Where a line in the listing contains the string "Advice", copy that line out.
_ _ _
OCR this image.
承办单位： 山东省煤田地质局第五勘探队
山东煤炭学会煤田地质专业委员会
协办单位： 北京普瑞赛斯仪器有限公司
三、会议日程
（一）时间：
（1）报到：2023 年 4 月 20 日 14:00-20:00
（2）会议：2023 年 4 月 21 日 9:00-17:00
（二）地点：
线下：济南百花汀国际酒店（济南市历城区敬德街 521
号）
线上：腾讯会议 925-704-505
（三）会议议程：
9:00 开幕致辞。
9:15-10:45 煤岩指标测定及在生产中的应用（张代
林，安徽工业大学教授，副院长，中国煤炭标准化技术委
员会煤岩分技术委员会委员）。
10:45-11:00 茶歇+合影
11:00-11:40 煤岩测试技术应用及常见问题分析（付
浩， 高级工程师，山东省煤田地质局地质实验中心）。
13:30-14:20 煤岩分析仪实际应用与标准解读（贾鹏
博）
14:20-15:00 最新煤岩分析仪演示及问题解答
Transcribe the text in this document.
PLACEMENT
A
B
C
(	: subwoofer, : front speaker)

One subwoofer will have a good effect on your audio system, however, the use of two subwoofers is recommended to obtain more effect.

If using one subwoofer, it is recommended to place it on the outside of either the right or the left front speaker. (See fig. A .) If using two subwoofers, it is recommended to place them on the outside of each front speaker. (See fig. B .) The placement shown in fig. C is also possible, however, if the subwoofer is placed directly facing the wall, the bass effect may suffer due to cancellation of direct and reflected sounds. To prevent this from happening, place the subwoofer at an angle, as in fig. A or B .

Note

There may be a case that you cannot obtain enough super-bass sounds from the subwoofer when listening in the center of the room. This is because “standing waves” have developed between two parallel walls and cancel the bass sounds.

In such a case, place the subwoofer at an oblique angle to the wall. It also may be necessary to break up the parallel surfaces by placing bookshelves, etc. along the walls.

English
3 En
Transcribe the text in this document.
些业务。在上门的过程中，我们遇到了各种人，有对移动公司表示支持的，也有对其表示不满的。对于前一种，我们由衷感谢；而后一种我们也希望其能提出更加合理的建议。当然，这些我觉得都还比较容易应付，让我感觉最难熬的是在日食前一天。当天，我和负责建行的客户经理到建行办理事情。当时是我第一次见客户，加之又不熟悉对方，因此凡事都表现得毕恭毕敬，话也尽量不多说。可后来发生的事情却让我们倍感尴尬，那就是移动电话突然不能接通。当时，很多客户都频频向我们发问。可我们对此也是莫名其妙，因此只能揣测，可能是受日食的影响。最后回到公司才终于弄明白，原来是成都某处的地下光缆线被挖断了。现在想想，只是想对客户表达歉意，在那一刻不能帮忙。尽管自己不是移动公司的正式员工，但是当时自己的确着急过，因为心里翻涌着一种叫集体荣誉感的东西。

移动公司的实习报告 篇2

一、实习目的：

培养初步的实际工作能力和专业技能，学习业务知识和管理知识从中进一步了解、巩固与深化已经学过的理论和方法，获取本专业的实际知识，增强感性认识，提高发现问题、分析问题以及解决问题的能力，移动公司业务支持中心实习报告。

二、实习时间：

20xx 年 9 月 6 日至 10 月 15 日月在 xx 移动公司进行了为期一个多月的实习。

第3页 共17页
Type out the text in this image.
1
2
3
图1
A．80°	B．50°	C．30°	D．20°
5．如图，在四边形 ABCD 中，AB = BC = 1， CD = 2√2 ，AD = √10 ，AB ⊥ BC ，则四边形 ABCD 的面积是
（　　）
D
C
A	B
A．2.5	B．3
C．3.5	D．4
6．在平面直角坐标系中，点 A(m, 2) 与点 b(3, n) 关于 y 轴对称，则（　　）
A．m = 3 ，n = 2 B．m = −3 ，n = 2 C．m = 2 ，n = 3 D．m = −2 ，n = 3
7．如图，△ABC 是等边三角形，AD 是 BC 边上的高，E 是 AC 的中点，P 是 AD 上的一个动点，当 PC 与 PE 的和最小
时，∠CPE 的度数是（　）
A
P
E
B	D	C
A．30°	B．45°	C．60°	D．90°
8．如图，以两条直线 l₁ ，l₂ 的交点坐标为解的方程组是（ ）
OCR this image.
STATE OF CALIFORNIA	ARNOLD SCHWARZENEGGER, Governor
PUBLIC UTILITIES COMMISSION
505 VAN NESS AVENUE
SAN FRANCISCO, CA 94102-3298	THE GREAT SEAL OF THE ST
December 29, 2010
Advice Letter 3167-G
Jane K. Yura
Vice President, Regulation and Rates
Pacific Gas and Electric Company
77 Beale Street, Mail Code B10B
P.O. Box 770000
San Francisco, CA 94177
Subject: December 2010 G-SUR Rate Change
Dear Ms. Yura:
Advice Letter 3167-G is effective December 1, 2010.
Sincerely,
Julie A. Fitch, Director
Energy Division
_ _ _
Complete answer:
Advice Letter 3167-G
Advice Letter 3167-G is effective December 1, 2010.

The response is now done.